■ Instructions for the task: Check every line of the entries below for the word "территории", and copy the ones that have it.

──────── Raw data

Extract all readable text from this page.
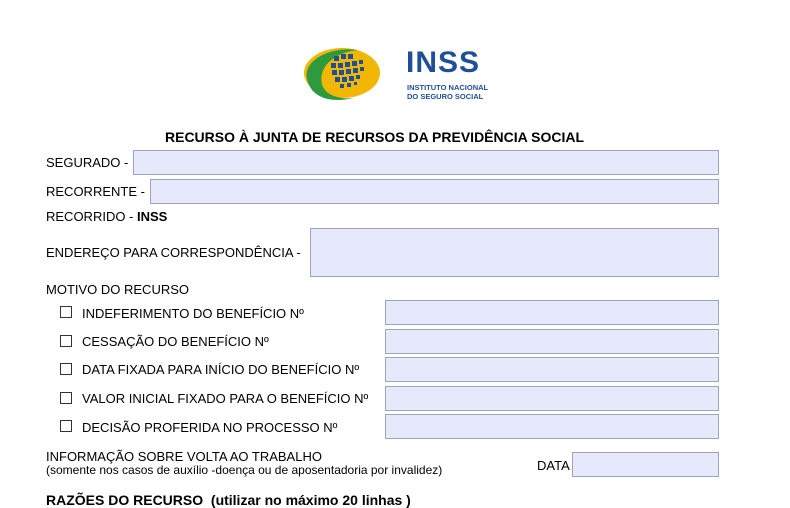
INSS
INSTITUTO NACIONAL
DO SEGURO SOCIAL
RECURSO À JUNTA DE RECURSOS DA PREVIDÊNCIA SOCIAL
SEGURADO -
RECORRENTE -
RECORRIDO - INSS
ENDEREÇO PARA CORRESPONDÊNCIA -
MOTIVO DO RECURSO
INDEFERIMENTO DO BENEFÍCIO Nº
CESSAÇÃO DO BENEFÍCIO Nº
DATA FIXADA PARA INÍCIO DO BENEFÍCIO Nº
VALOR INICIAL FIXADO PARA O BENEFÍCIO Nº
DECISÃO PROFERIDA NO PROCESSO Nº
INFORMAÇÃO SOBRE VOLTA AO TRABALHO
(somente nos casos de auxílio -doença ou de aposentadoria por invalidez)	DATA
RAZÕES DO RECURSO (utilizar no máximo 20 linhas )
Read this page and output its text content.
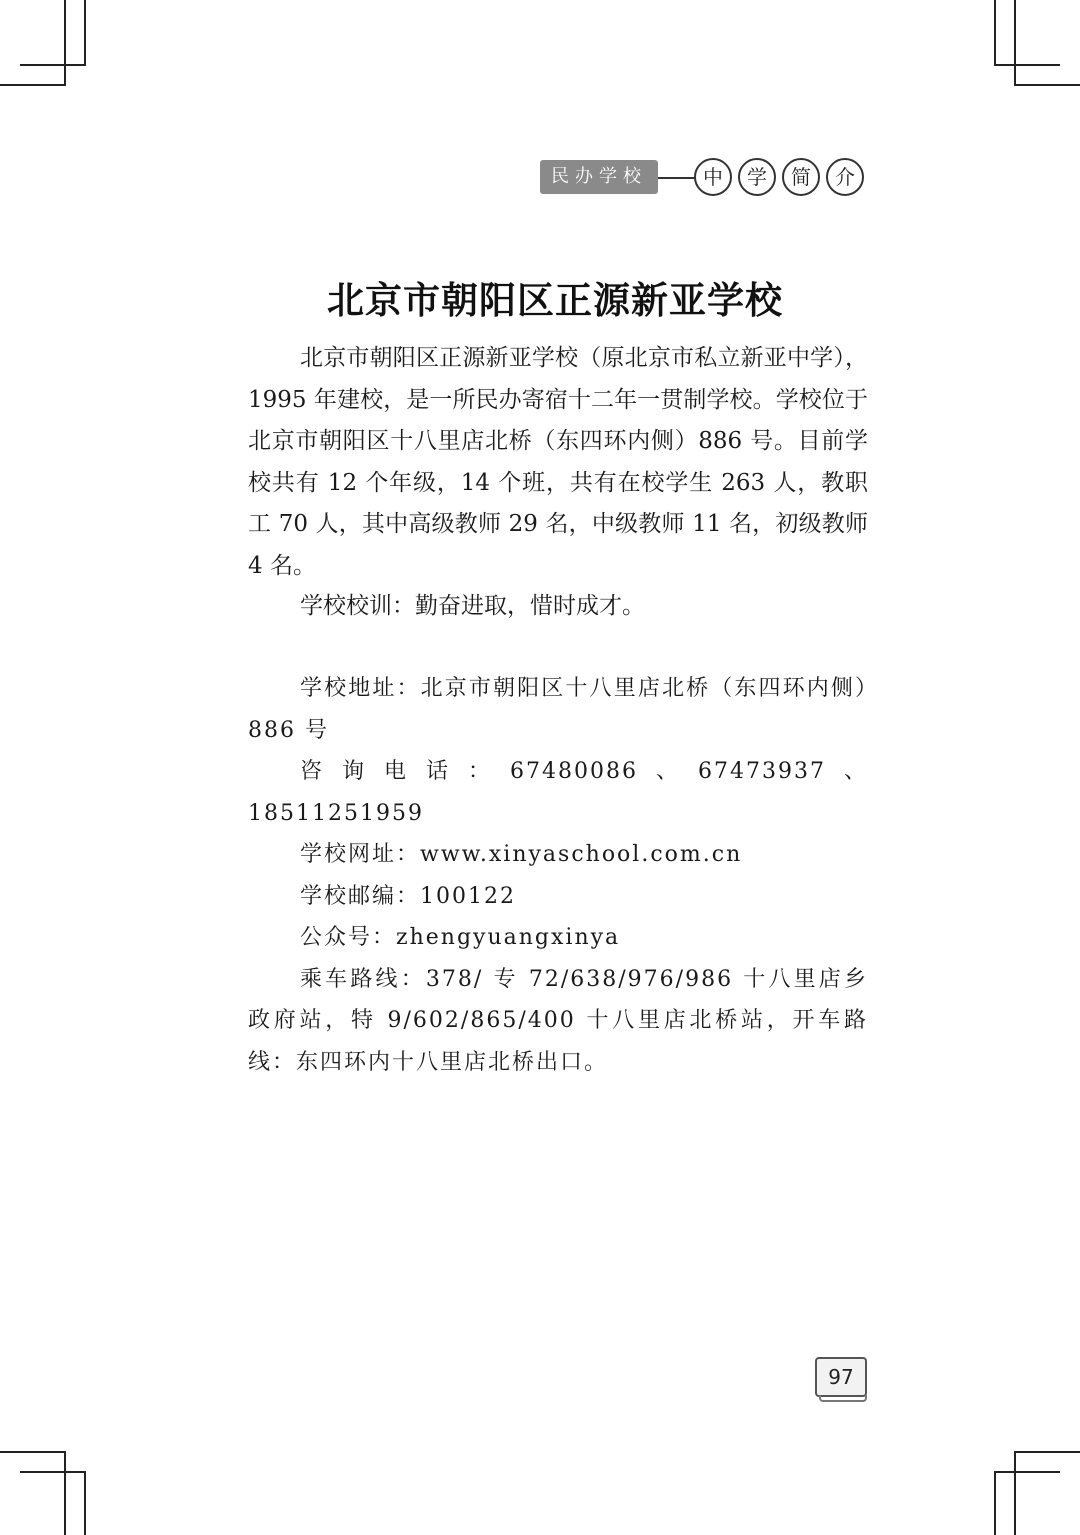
民办学校	中	学	简	介
北京市朝阳区正源新亚学校

北京市朝阳区正源新亚学校（原北京市私立新亚中学），1995 年建校，是一所民办寄宿十二年一贯制学校。学校位于北京市朝阳区十八里店北桥（东四环内侧）886 号。目前学校共有 12 个年级，14 个班，共有在校学生 263 人，教职工 70 人，其中高级教师 29 名，中级教师 11 名，初级教师 4 名。

学校校训：勤奋进取，惜时成才。

学校地址：北京市朝阳区十八里店北桥（东四环内侧）886 号

咨询电话：67480086、67473937、18511251959

学校网址：www.xinyaschool.com.cn

学校邮编：100122

公众号：zhengyuangxinya

乘车路线：378/ 专 72/638/976/986 十八里店乡政府站，特 9/602/865/400 十八里店北桥站，开车路线：东四环内十八里店北桥出口。

97
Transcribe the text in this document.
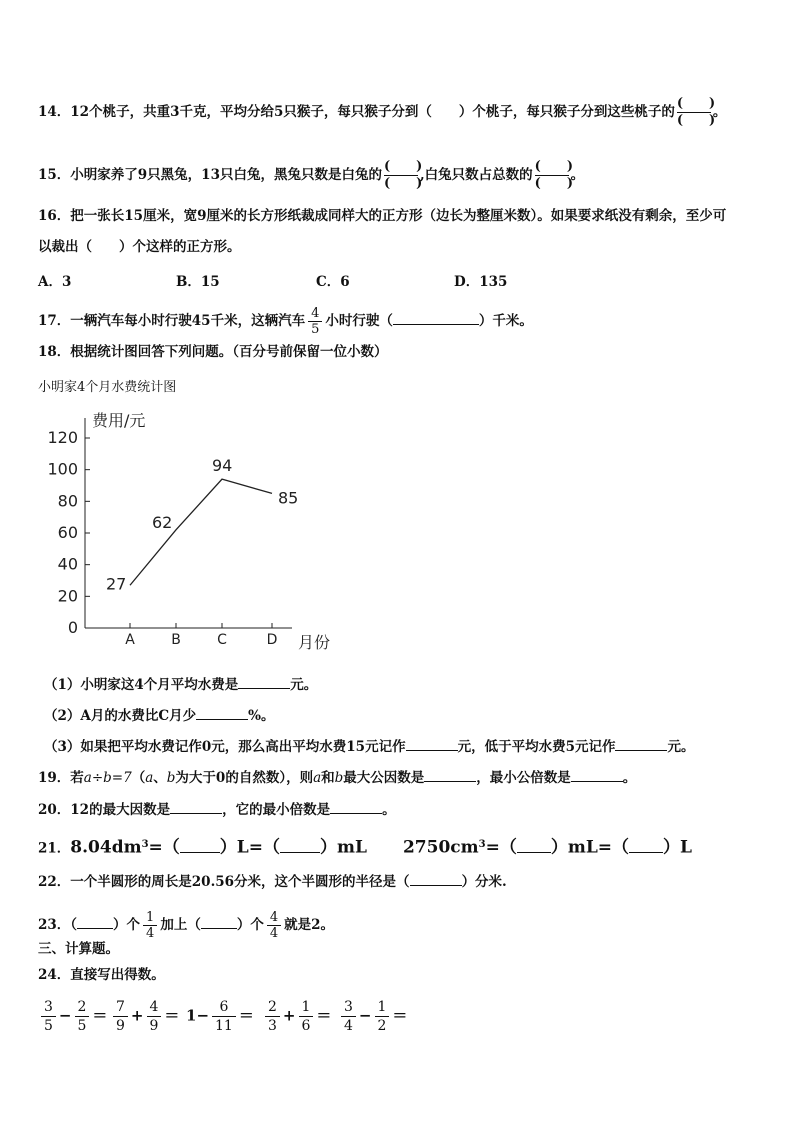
14．12个桃子，共重3千克，平均分给5只猴子，每只猴子分到（　　）个桃子，每只猴子分到这些桃子的 $\frac{( )}{( )}$ 。
15．小明家养了9只黑兔，13只白兔，黑兔只数是白兔的 $\frac{( )}{( )}$ ,白兔只数占总数的 $\frac{( )}{( )}$ 。
16．把一张长15厘米，宽9厘米的长方形纸裁成同样大的正方形（边长为整厘米数）。如果要求纸没有剩余，至少可
以裁出（　　）个这样的正方形。
A．3	B．15	C．6	D．135
17．一辆汽车每小时行驶45千米，这辆汽车 $\frac{4}{5}$ 小时行驶（	）千米。
18．根据统计图回答下列问题。（百分号前保留一位小数）
小明家4个月水费统计图
费用/元
月份
0
20
40
60
80
100
120
A	B	C	D
27
62
94
85
（1）小明家这4个月平均水费是	元。
（2）A月的水费比C月少	%。
（3）如果把平均水费记作0元，那么高出平均水费15元记作	元，低于平均水费5元记作	元。
19．若a÷b=7（a、b为大于0的自然数），则a和b最大公因数是	，最小公倍数是	。
20．12的最大因数是	，它的最小倍数是	。
21．$8.04dm^3=$（ ）L=（ ）mL $2750cm^3=$（ ）mL=（ ）L
22．一个半圆形的周长是20.56分米，这个半圆形的半径是（	）分米.
23．（	）个 $\frac{1}{4}$ 加上（	）个 $\frac{4}{4}$ 就是2。
三、计算题。
24．直接写出得数。
$\frac{3}{5} - \frac{2}{5} = \frac{7}{9} + \frac{4}{9} = 1- \frac{6}{11} = \frac{2}{3} + \frac{1}{6} = \frac{3}{4} - \frac{1}{2}$ ＝
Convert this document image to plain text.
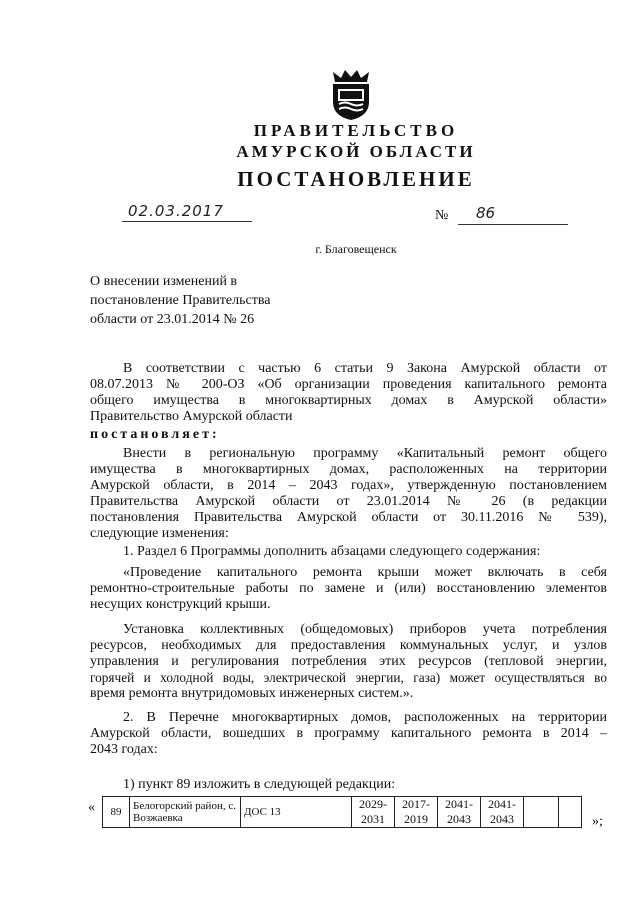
ПРАВИТЕЛЬСТВО
АМУРСКОЙ ОБЛАСТИ
ПОСТАНОВЛЕНИЕ
02.03.2017	№ 86
г. Благовещенск
О внесении изменений в
постановление Правительства
области от 23.01.2014 № 26
В соответствии с частью 6 статьи 9 Закона Амурской области от
08.07.2013 № 200-ОЗ «Об организации проведения капитального ремонта
общего имущества в многоквартирных домах в Амурской области»
Правительство Амурской области
постановляет:
Внести в региональную программу «Капитальный ремонт общего
имущества в многоквартирных домах, расположенных на территории
Амурской области, в 2014 – 2043 годах», утвержденную постановлением
Правительства Амурской области от 23.01.2014 № 26 (в редакции
постановления Правительства Амурской области от 30.11.2016 № 539),
следующие изменения:
1. Раздел 6 Программы дополнить абзацами следующего содержания:
«Проведение капитального ремонта крыши может включать в себя
ремонтно-строительные работы по замене и (или) восстановлению элементов
несущих конструкций крыши.
Установка коллективных (общедомовых) приборов учета потребления
ресурсов, необходимых для предоставления коммунальных услуг, и узлов
управления и регулирования потребления этих ресурсов (тепловой энергии,
горячей и холодной воды, электрической энергии, газа) может осуществляться во
время ремонта внутридомовых инженерных систем.».
2. В Перечне многоквартирных домов, расположенных на территории
Амурской области, вошедших в программу капитального ремонта в 2014 –
2043 годах:
1) пункт 89 изложить в следующей редакции:
« 89	Белогорский район, с. Возжаевка	ДОС 13	2029-2031	2017-2019	2041-2043	2041-2043			»;
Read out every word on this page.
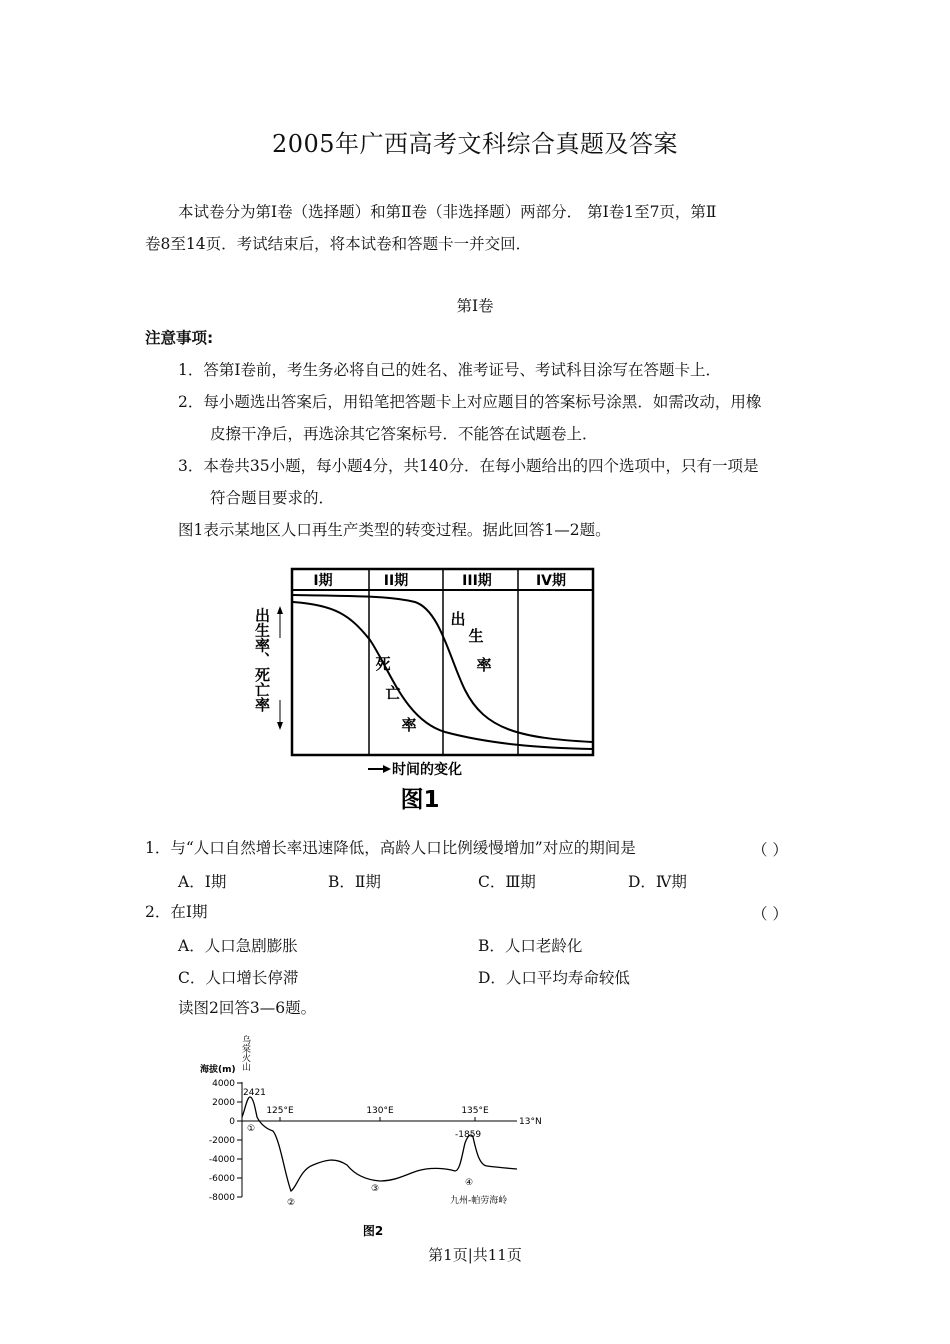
2005年广西高考文科综合真题及答案
本试卷分为第Ⅰ卷（选择题）和第Ⅱ卷（非选择题）两部分． 第Ⅰ卷1至7页，第Ⅱ
卷8至14页．考试结束后，将本试卷和答题卡一并交回．
第Ⅰ卷
注意事项:
1．答第Ⅰ卷前，考生务必将自己的姓名、准考证号、考试科目涂写在答题卡上．
2．每小题选出答案后，用铅笔把答题卡上对应题目的答案标号涂黑．如需改动，用橡
皮擦干净后，再选涂其它答案标号．不能答在试题卷上．
3．本卷共35小题，每小题4分，共140分．在每小题给出的四个选项中，只有一项是
符合题目要求的．
图1表示某地区人口再生产类型的转变过程。据此回答1—2题。
I期	II期	III期	IV期
出
生
率
死
亡
率
出生率
、死亡率
时间的变化
图1
1．与“人口自然增长率迅速降低，高龄人口比例缓慢增加”对应的期间是	（ ）
A．Ⅰ期	B．Ⅱ期	C．Ⅲ期	D．Ⅳ期
2．在Ⅰ期	（ ）
A．人口急剧膨胀	B．人口老龄化
C．人口增长停滞	D．人口平均寿命较低
读图2回答3—6题。
乌棠火山
海拔(m)
4000
2000
0
-2000
-4000
-6000
-8000
125°E	130°E	135°E
13°N
2421
-1859
①
②
③
④
九州-帕劳海岭
图2
第1页|共11页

────────────────

■ Result of this exercise:
имущества в многоквартирных домах, расположенных на территории
2. В Перечне многоквартирных домов, расположенных на территории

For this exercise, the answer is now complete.